Do this: Below are entries. Pull out all lines containing "name".

Data for processing:
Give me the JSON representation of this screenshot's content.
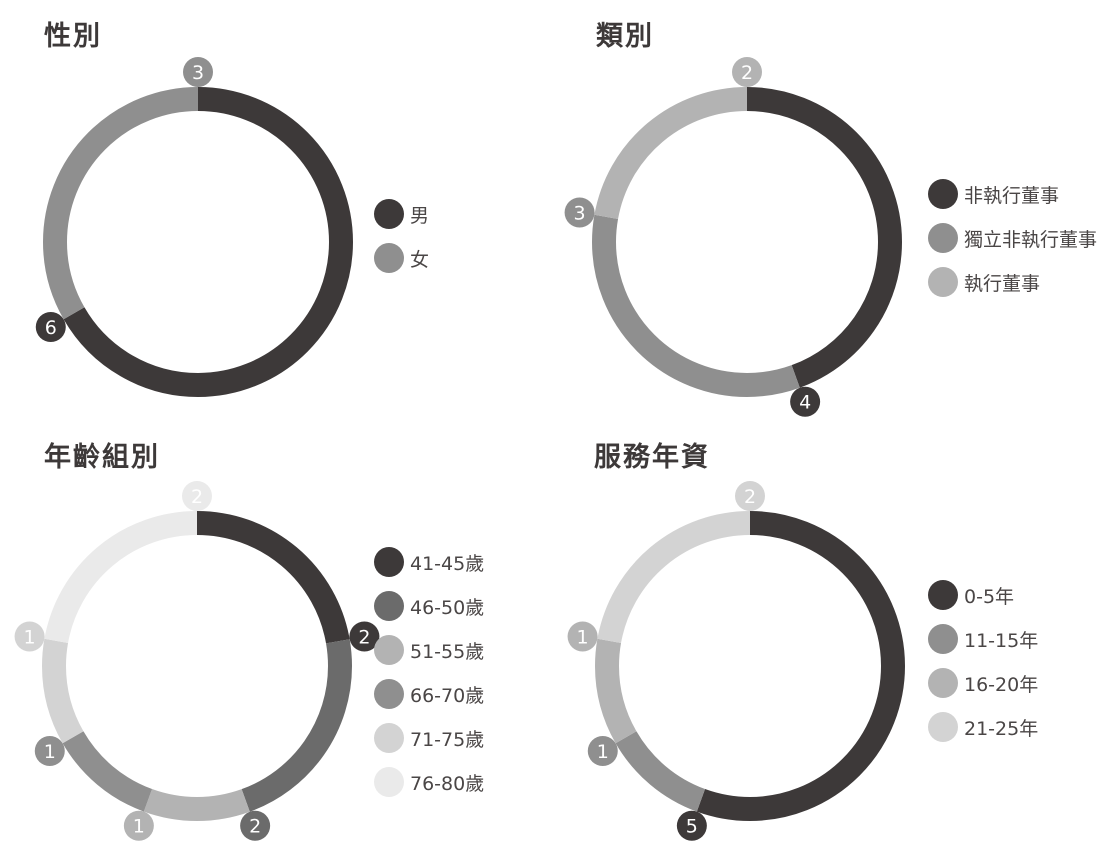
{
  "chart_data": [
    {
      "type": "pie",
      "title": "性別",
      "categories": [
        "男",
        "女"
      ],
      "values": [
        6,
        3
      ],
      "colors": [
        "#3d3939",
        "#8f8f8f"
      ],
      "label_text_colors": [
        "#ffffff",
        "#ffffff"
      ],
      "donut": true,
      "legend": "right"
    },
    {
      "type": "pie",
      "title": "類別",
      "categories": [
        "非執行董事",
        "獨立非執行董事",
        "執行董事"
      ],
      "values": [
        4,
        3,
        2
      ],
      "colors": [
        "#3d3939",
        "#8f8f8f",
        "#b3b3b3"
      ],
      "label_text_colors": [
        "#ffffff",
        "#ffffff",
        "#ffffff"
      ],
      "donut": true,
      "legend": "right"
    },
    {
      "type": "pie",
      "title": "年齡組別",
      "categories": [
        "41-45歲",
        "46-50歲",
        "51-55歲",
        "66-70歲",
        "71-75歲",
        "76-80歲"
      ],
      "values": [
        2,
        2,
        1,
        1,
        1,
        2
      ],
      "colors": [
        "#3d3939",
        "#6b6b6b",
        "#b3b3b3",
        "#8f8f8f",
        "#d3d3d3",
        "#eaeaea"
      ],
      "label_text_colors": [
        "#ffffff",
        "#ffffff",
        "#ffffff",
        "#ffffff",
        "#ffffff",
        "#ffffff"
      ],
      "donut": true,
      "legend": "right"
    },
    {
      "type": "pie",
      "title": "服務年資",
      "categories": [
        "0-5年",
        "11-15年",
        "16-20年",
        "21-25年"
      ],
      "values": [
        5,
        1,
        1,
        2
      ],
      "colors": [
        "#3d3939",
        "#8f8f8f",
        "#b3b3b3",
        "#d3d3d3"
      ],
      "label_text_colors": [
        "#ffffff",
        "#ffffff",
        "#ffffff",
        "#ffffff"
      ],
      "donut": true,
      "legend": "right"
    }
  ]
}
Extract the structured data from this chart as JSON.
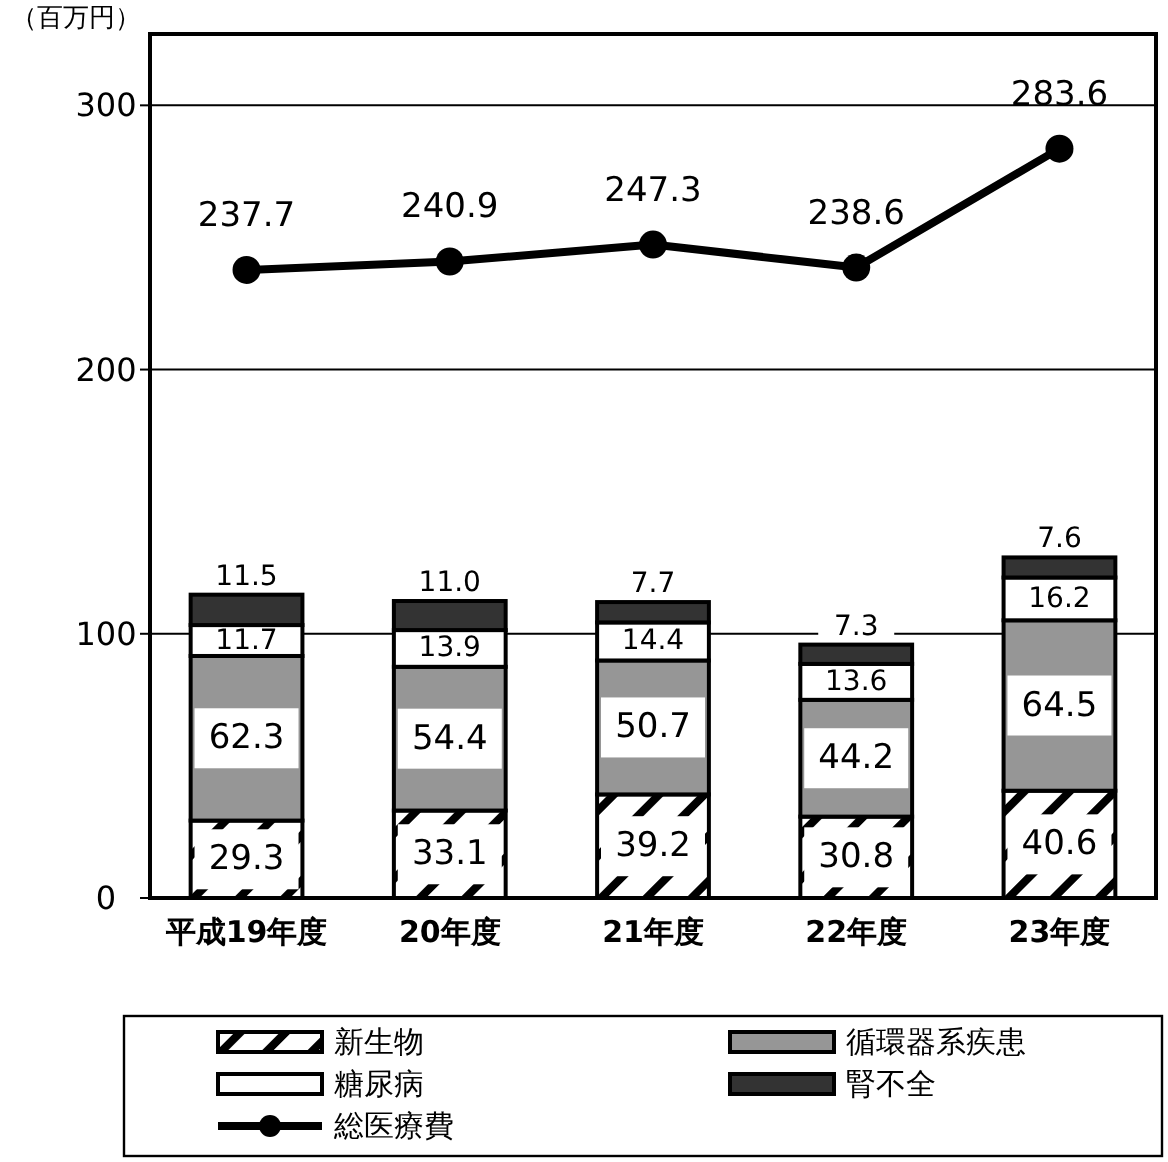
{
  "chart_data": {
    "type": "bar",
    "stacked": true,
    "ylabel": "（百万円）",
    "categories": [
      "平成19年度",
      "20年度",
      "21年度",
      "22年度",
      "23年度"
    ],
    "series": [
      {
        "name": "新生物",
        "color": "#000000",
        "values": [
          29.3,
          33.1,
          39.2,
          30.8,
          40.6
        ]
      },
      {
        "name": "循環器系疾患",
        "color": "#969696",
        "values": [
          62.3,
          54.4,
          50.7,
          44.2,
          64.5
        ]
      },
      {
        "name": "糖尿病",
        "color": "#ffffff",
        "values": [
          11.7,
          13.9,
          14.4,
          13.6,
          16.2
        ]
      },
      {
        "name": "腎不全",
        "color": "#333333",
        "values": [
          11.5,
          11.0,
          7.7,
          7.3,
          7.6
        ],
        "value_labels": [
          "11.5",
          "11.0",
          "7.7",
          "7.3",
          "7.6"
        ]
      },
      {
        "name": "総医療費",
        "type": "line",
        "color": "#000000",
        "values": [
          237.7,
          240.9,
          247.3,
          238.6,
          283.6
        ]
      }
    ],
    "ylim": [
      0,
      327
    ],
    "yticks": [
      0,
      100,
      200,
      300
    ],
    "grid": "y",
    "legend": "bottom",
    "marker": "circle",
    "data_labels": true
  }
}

--

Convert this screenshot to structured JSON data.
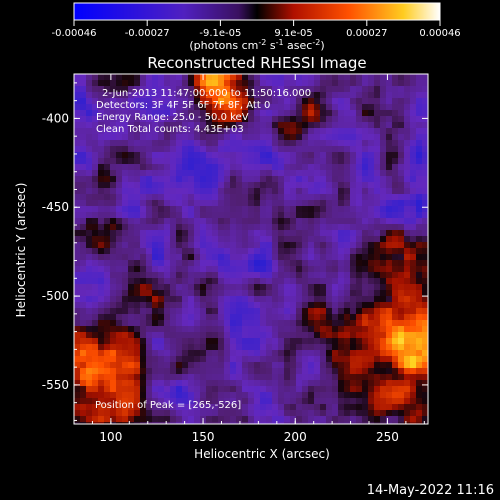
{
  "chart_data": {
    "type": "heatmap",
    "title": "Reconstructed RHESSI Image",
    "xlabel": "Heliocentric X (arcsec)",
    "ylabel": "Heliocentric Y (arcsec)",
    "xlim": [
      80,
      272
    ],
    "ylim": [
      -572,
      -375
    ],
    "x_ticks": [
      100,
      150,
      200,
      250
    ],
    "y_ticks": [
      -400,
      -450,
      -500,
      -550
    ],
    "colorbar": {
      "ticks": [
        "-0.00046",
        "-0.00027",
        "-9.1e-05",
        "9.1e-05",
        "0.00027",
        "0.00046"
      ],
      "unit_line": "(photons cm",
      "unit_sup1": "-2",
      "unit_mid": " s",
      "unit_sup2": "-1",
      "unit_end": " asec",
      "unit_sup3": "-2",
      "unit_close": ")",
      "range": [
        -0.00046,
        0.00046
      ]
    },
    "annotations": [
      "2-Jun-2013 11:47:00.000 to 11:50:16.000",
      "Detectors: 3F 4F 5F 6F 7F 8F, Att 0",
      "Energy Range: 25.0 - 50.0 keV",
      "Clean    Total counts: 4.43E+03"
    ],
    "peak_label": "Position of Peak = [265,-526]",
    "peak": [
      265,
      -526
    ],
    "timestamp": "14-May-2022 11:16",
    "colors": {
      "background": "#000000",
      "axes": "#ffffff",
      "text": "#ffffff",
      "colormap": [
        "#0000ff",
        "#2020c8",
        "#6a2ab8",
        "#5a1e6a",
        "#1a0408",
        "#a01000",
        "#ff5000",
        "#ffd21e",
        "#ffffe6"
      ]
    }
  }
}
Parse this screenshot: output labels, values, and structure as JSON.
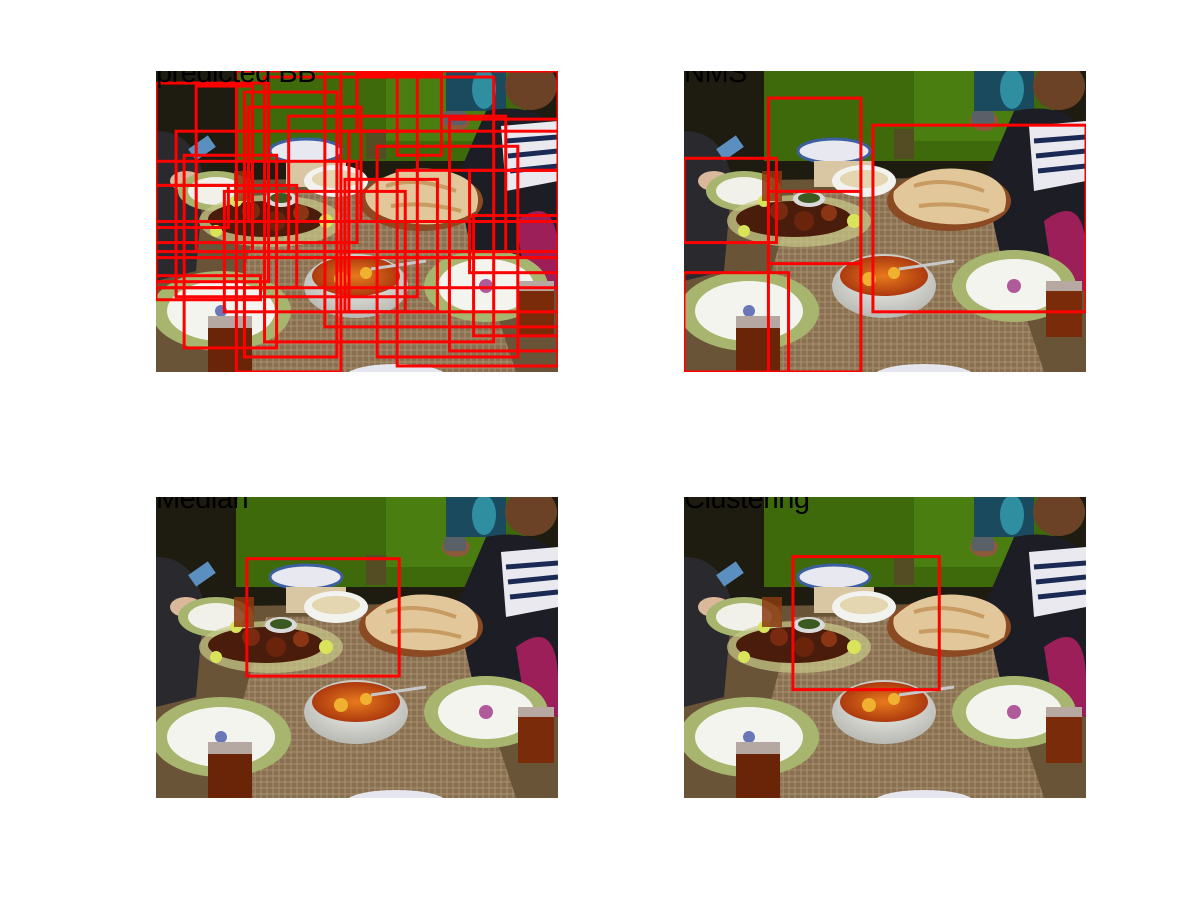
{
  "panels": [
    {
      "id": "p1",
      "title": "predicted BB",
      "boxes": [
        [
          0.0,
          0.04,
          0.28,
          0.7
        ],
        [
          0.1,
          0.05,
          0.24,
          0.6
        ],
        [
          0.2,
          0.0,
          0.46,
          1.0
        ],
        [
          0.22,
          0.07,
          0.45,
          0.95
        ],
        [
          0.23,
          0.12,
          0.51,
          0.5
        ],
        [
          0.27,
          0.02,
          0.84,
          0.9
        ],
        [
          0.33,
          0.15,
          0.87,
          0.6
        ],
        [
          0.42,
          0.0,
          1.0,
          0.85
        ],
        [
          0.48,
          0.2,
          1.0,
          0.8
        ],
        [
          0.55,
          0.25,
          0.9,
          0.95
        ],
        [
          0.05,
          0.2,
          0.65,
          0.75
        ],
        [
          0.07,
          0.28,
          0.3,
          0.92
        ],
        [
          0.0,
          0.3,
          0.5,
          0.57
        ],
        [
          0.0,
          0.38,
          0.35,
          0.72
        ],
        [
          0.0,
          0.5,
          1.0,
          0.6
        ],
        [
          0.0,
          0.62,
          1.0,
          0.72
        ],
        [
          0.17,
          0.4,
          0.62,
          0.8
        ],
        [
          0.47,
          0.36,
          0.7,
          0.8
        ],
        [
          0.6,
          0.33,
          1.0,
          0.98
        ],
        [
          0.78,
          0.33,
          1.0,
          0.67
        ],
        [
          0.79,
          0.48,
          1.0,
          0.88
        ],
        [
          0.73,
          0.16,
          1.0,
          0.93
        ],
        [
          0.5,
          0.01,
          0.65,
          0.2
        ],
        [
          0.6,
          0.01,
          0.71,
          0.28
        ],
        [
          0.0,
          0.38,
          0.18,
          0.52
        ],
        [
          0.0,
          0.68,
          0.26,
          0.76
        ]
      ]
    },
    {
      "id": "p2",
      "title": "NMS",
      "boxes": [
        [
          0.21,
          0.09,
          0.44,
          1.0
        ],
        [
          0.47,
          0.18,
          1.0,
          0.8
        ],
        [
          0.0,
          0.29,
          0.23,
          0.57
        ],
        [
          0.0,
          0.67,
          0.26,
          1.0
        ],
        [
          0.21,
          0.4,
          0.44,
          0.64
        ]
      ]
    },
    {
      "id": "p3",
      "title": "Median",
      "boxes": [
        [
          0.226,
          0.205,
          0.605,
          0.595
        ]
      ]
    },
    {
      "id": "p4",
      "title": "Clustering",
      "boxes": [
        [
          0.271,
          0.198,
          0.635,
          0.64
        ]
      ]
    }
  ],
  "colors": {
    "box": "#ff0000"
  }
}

Completed task:
        "name": "新生物",
        "name": "循環器系疾患",
        "name": "糖尿病",
        "name": "腎不全",
        "name": "総医療費",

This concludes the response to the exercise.